Make an exact copy of all the entries, with the pictures left out.

───── Task input

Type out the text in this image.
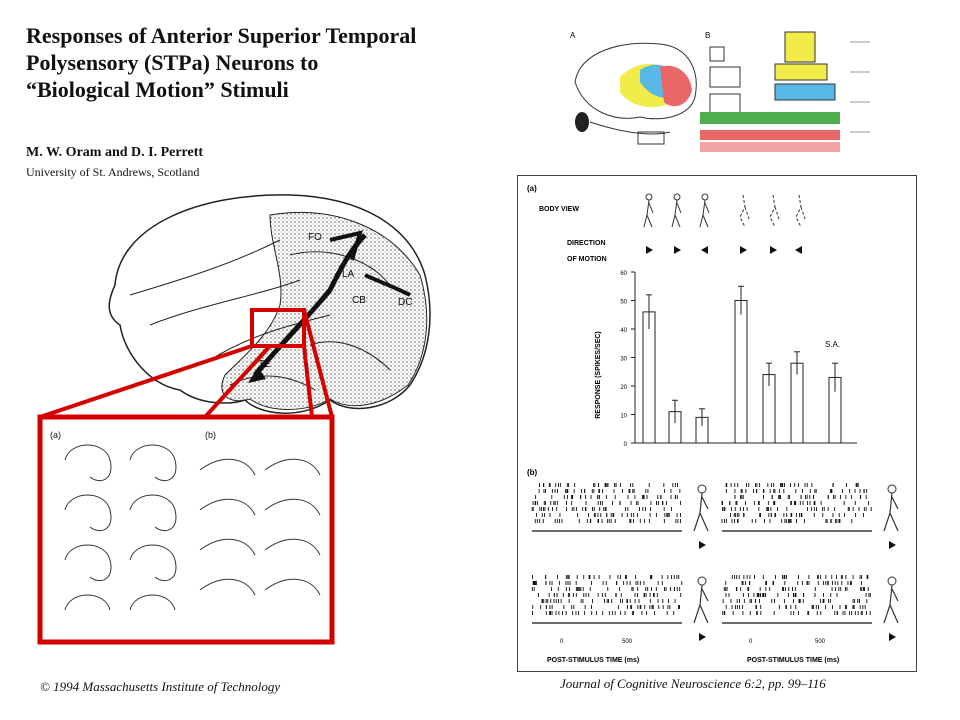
Responses of Anterior Superior Temporal
Polysensory (STPa) Neurons to
“Biological Motion” Stimuli
M. W. Oram and D. I. Perrett
University of St. Andrews, Scotland
FO
LA
CB	DC
TE
(a)	(b)
A	B
(a)
BODY VIEW
DIRECTION
OF MOTION
RESPONSE (SPIKES/SEC)
0
10
20
30
40
50
60
S.A.
(b)
POST-STIMULUS TIME (ms)	POST-STIMULUS TIME (ms)
0	500	0	500
© 1994 Massachusetts Institute of Technology	Journal of Cognitive Neuroscience 6:2, pp. 99–116
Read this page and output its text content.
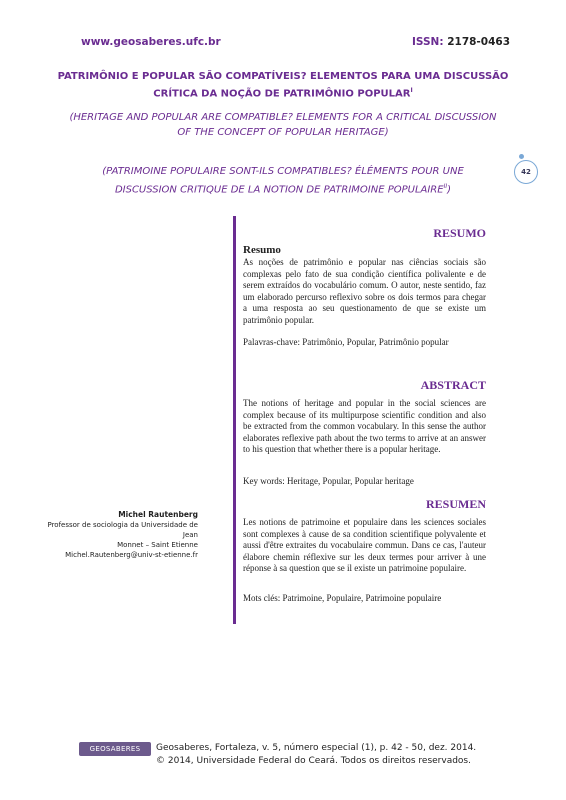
www.geosaberes.ufc.br	ISSN: 2178-0463
PATRIMÔNIO E POPULAR SÃO COMPATÍVEIS? ELEMENTOS PARA UMA DISCUSSÃO
CRÍTICA DA NOÇÃO DE PATRIMÔNIO $POPULAR^I$
(HERITAGE AND POPULAR ARE COMPATIBLE? ELEMENTS FOR A CRITICAL DISCUSSION
OF THE CONCEPT OF POPULAR HERITAGE)
(PATRIMOINE POPULAIRE SONT-ILS COMPATIBLES? ÉLÉMENTS POUR UNE
DISCUSSION CRITIQUE DE LA NOTION DE PATRIMOINE $POPULAIRE^{II}$)
42
RESUMO
Resumo
As noções de patrimônio e popular nas ciências sociais são complexas pelo fato de sua condição científica polivalente e de serem extraídos do vocabulário comum. O autor, neste sentido, faz um elaborado percurso reflexivo sobre os dois termos para chegar a uma resposta ao seu questionamento de que se existe um patrimônio popular.
Palavras-chave: Patrimônio, Popular, Patrimônio popular
ABSTRACT
The notions of heritage and popular in the social sciences are complex because of its multipurpose scientific condition and also be extracted from the common vocabulary. In this sense the author elaborates reflexive path about the two terms to arrive at an answer to his question that whether there is a popular heritage.
Key words: Heritage, Popular, Popular heritage
RESUMEN
Les notions de patrimoine et populaire dans les sciences sociales sont complexes à cause de sa condition scientifique polyvalente et aussi d'être extraites du vocabulaire commun. Dans ce cas, l'auteur élabore chemin réflexive sur les deux termes pour arriver à une réponse à sa question que se il existe un patrimoine populaire.
Mots clés: Patrimoine, Populaire, Patrimoine populaire
Michel Rautenberg
Professor de sociologia da Universidade de Jean
Monnet – Saint Etienne
Michel.Rautenberg@univ-st-etienne.fr
GEOSABERES	Geosaberes, Fortaleza, v. 5, número especial (1), p. 42 - 50, dez. 2014.
© 2014, Universidade Federal do Ceará. Todos os direitos reservados.
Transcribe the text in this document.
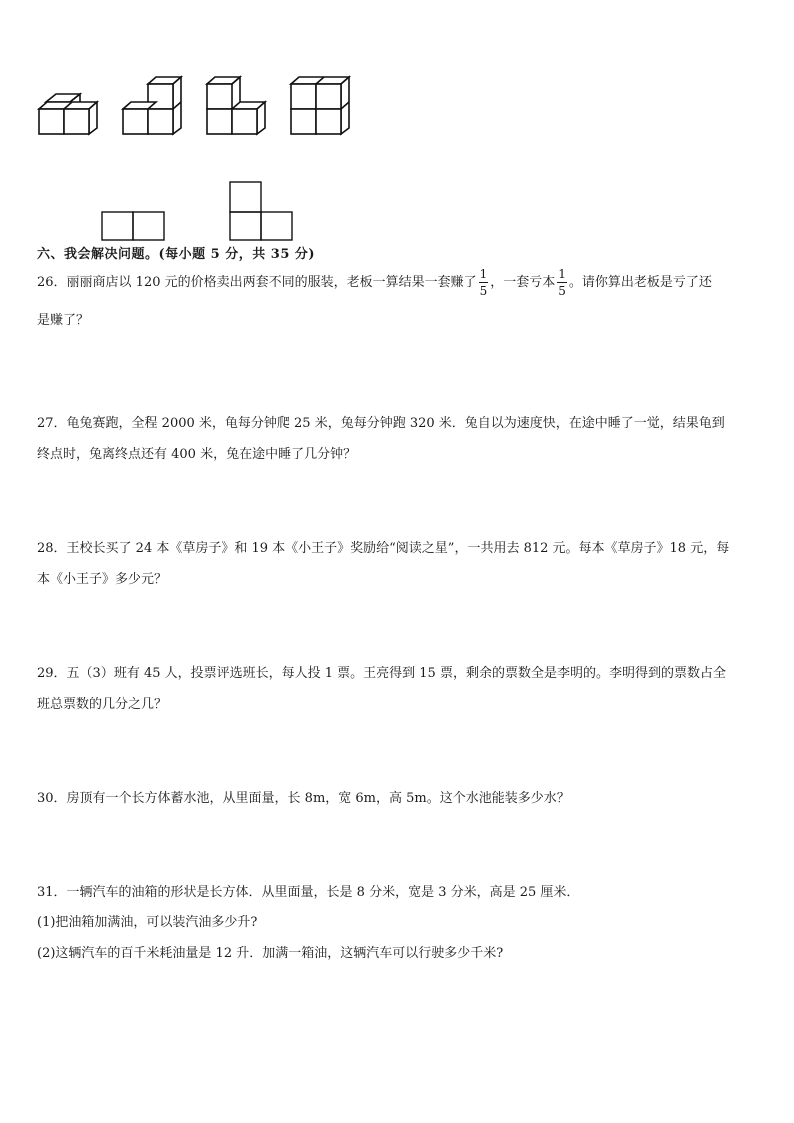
六、我会解决问题。(每小题 5 分，共 35 分)
26．丽丽商店以 120 元的价格卖出两套不同的服装，老板一算结果一套赚了 $\frac{1}{5}$ ，一套亏本 $\frac{1}{5}$ 。请你算出老板是亏了还
是赚了？
27．龟兔赛跑，全程 2000 米，龟每分钟爬 25 米，兔每分钟跑 320 米．兔自以为速度快，在途中睡了一觉，结果龟到
终点时，兔离终点还有 400 米，兔在途中睡了几分钟？
28．王校长买了 24 本《草房子》和 19 本《小王子》奖励给“阅读之星”，一共用去 812 元。每本《草房子》18 元，每
本《小王子》多少元？
29．五（3）班有 45 人，投票评选班长，每人投 1 票。王亮得到 15 票，剩余的票数全是李明的。李明得到的票数占全
班总票数的几分之几？
30．房顶有一个长方体蓄水池，从里面量，长 8m，宽 6m，高 5m。这个水池能装多少水？
31．一辆汽车的油箱的形状是长方体．从里面量，长是 8 分米，宽是 3 分米，高是 25 厘米．
(1)把油箱加满油，可以装汽油多少升?
(2)这辆汽车的百千米耗油量是 12 升．加满一箱油，这辆汽车可以行驶多少千米?
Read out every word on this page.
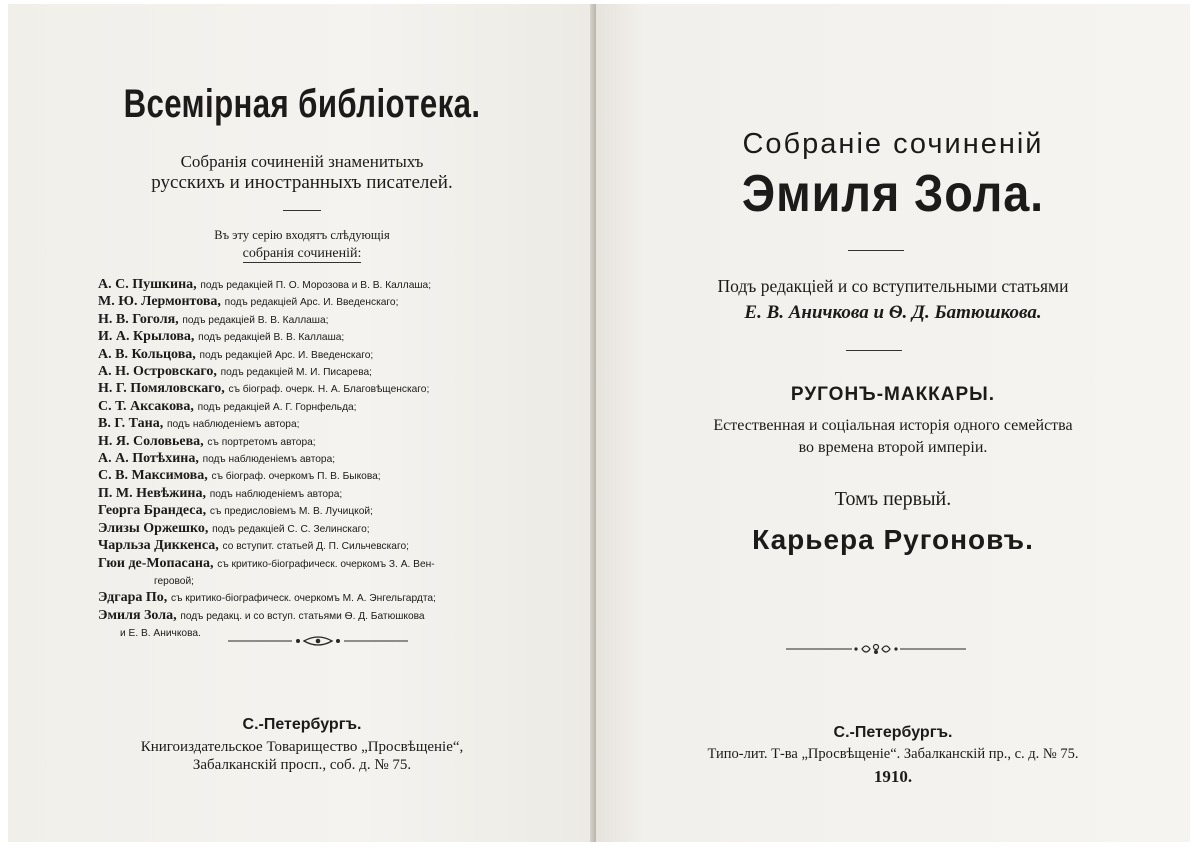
Всемiрная библiотека.
Собранія сочиненій знаменитыхъ
русскихъ и иностранныхъ писателей.
Въ эту серію входятъ слѣдующія
собранія сочиненій:
А. С. Пушкина, подъ редакціей П. О. Морозова и В. В. Каллаша;
М. Ю. Лермонтова, подъ редакціей Арс. И. Введенскаго;
Н. В. Гоголя, подъ редакціей В. В. Каллаша;
И. А. Крылова, подъ редакціей В. В. Каллаша;
А. В. Кольцова, подъ редакціей Арс. И. Введенскаго;
А. Н. Островскаго, подъ редакціей М. И. Писарева;
Н. Г. Помяловскаго, съ біограф. очерк. Н. А. Благовѣщенскаго;
С. Т. Аксакова, подъ редакціей А. Г. Горнфельда;
В. Г. Тана, подъ наблюденіемъ автора;
Н. Я. Соловьева, съ портретомъ автора;
А. А. Потѣхина, подъ наблюденіемъ автора;
С. В. Максимова, съ біограф. очеркомъ П. В. Быкова;
П. М. Невѣжина, подъ наблюденіемъ автора;
Георга Брандеса, съ предисловіемъ М. В. Лучицкой;
Элизы Оржешко, подъ редакціей С. С. Зелинскаго;
Чарльза Диккенса, со вступит. статьей Д. П. Сильчевскаго;
Гюи де-Мопасана, съ критико-біографическ. очеркомъ З. А. Вен-
геровой;
Эдгара По, съ критико-біографическ. очеркомъ М. А. Энгельгардта;
Эмиля Зола, подъ редакц. и со вступ. статьями Ѳ. Д. Батюшкова
и Е. В. Аничкова.
С.-Петербургъ.
Книгоиздательское Товарищество „Просвѣщеніе“,
Забалканскій просп., соб. д. № 75.
Собраніе сочиненій
Эмиля Зола.
Подъ редакціей и со вступительными статьями
Е. В. Аничкова и Ѳ. Д. Батюшкова.
РУГОНЪ-МАККАРЫ.
Естественная и соціальная исторія одного семейства
во времена второй имперіи.
Томъ первый.
Карьера Ругоновъ.
С.-Петербургъ.
Типо-лит. Т-ва „Просвѣщеніе“. Забалканскій пр., с. д. № 75.
1910.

──────────

Finished task →
Type out the text in this image.
Responses of Anterior Superior Temporal
Polysensory (STPa) Neurons to
“Biological Motion” Stimuli
M. W. Oram and D. I. Perrett
University of St. Andrews, Scotland
FO
LA
CB	DC
TE
(a)	(b)
A	B
(a)
BODY VIEW
DIRECTION
OF MOTION
RESPONSE (SPIKES/SEC)
0
10
20
30
40
50
60
S.A.
(b)
POST-STIMULUS TIME (ms)	POST-STIMULUS TIME (ms)
0	500	0	500
© 1994 Massachusetts Institute of Technology	Journal of Cognitive Neuroscience 6:2, pp. 99–116
Read this page and output its text content.
www.geosaberes.ufc.br	ISSN: 2178-0463
PATRIMÔNIO E POPULAR SÃO COMPATÍVEIS? ELEMENTOS PARA UMA DISCUSSÃO
CRÍTICA DA NOÇÃO DE PATRIMÔNIO $POPULAR^I$
(HERITAGE AND POPULAR ARE COMPATIBLE? ELEMENTS FOR A CRITICAL DISCUSSION
OF THE CONCEPT OF POPULAR HERITAGE)
(PATRIMOINE POPULAIRE SONT-ILS COMPATIBLES? ÉLÉMENTS POUR UNE
DISCUSSION CRITIQUE DE LA NOTION DE PATRIMOINE $POPULAIRE^{II}$)
42
RESUMO
Resumo
As noções de patrimônio e popular nas ciências sociais são complexas pelo fato de sua condição científica polivalente e de serem extraídos do vocabulário comum. O autor, neste sentido, faz um elaborado percurso reflexivo sobre os dois termos para chegar a uma resposta ao seu questionamento de que se existe um patrimônio popular.
Palavras-chave: Patrimônio, Popular, Patrimônio popular
ABSTRACT
The notions of heritage and popular in the social sciences are complex because of its multipurpose scientific condition and also be extracted from the common vocabulary. In this sense the author elaborates reflexive path about the two terms to arrive at an answer to his question that whether there is a popular heritage.
Key words: Heritage, Popular, Popular heritage
RESUMEN
Les notions de patrimoine et populaire dans les sciences sociales sont complexes à cause de sa condition scientifique polyvalente et aussi d'être extraites du vocabulaire commun. Dans ce cas, l'auteur élabore chemin réflexive sur les deux termes pour arriver à une réponse à sa question que se il existe un patrimoine populaire.
Mots clés: Patrimoine, Populaire, Patrimoine populaire
Michel Rautenberg
Professor de sociologia da Universidade de Jean
Monnet – Saint Etienne
Michel.Rautenberg@univ-st-etienne.fr
GEOSABERES	Geosaberes, Fortaleza, v. 5, número especial (1), p. 42 - 50, dez. 2014.
© 2014, Universidade Federal do Ceará. Todos os direitos reservados.
Transcribe the text in this document.
六、我会解决问题。(每小题 5 分，共 35 分)
26．丽丽商店以 120 元的价格卖出两套不同的服装，老板一算结果一套赚了 $\frac{1}{5}$ ，一套亏本 $\frac{1}{5}$ 。请你算出老板是亏了还
是赚了？
27．龟兔赛跑，全程 2000 米，龟每分钟爬 25 米，兔每分钟跑 320 米．兔自以为速度快，在途中睡了一觉，结果龟到
终点时，兔离终点还有 400 米，兔在途中睡了几分钟？
28．王校长买了 24 本《草房子》和 19 本《小王子》奖励给“阅读之星”，一共用去 812 元。每本《草房子》18 元，每
本《小王子》多少元？
29．五（3）班有 45 人，投票评选班长，每人投 1 票。王亮得到 15 票，剩余的票数全是李明的。李明得到的票数占全
班总票数的几分之几？
30．房顶有一个长方体蓄水池，从里面量，长 8m，宽 6m，高 5m。这个水池能装多少水？
31．一辆汽车的油箱的形状是长方体．从里面量，长是 8 分米，宽是 3 分米，高是 25 厘米．
(1)把油箱加满油，可以装汽油多少升?
(2)这辆汽车的百千米耗油量是 12 升．加满一箱油，这辆汽车可以行驶多少千米?
Read out every word on this page.
Всемiрная библiотека.
Собранія сочиненій знаменитыхъ
русскихъ и иностранныхъ писателей.
Въ эту серію входятъ слѣдующія
собранія сочиненій:
А. С. Пушкина, подъ редакціей П. О. Морозова и В. В. Каллаша;
М. Ю. Лермонтова, подъ редакціей Арс. И. Введенскаго;
Н. В. Гоголя, подъ редакціей В. В. Каллаша;
И. А. Крылова, подъ редакціей В. В. Каллаша;
А. В. Кольцова, подъ редакціей Арс. И. Введенскаго;
А. Н. Островскаго, подъ редакціей М. И. Писарева;
Н. Г. Помяловскаго, съ біограф. очерк. Н. А. Благовѣщенскаго;
С. Т. Аксакова, подъ редакціей А. Г. Горнфельда;
В. Г. Тана, подъ наблюденіемъ автора;
Н. Я. Соловьева, съ портретомъ автора;
А. А. Потѣхина, подъ наблюденіемъ автора;
С. В. Максимова, съ біограф. очеркомъ П. В. Быкова;
П. М. Невѣжина, подъ наблюденіемъ автора;
Георга Брандеса, съ предисловіемъ М. В. Лучицкой;
Элизы Оржешко, подъ редакціей С. С. Зелинскаго;
Чарльза Диккенса, со вступит. статьей Д. П. Сильчевскаго;
Гюи де-Мопасана, съ критико-біографическ. очеркомъ З. А. Вен-
геровой;
Эдгара По, съ критико-біографическ. очеркомъ М. А. Энгельгардта;
Эмиля Зола, подъ редакц. и со вступ. статьями Ѳ. Д. Батюшкова
и Е. В. Аничкова.
С.-Петербургъ.
Книгоиздательское Товарищество „Просвѣщеніе“,
Забалканскій просп., соб. д. № 75.
Собраніе сочиненій
Эмиля Зола.
Подъ редакціей и со вступительными статьями
Е. В. Аничкова и Ѳ. Д. Батюшкова.
РУГОНЪ-МАККАРЫ.
Естественная и соціальная исторія одного семейства
во времена второй имперіи.
Томъ первый.
Карьера Ругоновъ.
С.-Петербургъ.
Типо-лит. Т-ва „Просвѣщеніе“. Забалканскій пр., с. д. № 75.
1910.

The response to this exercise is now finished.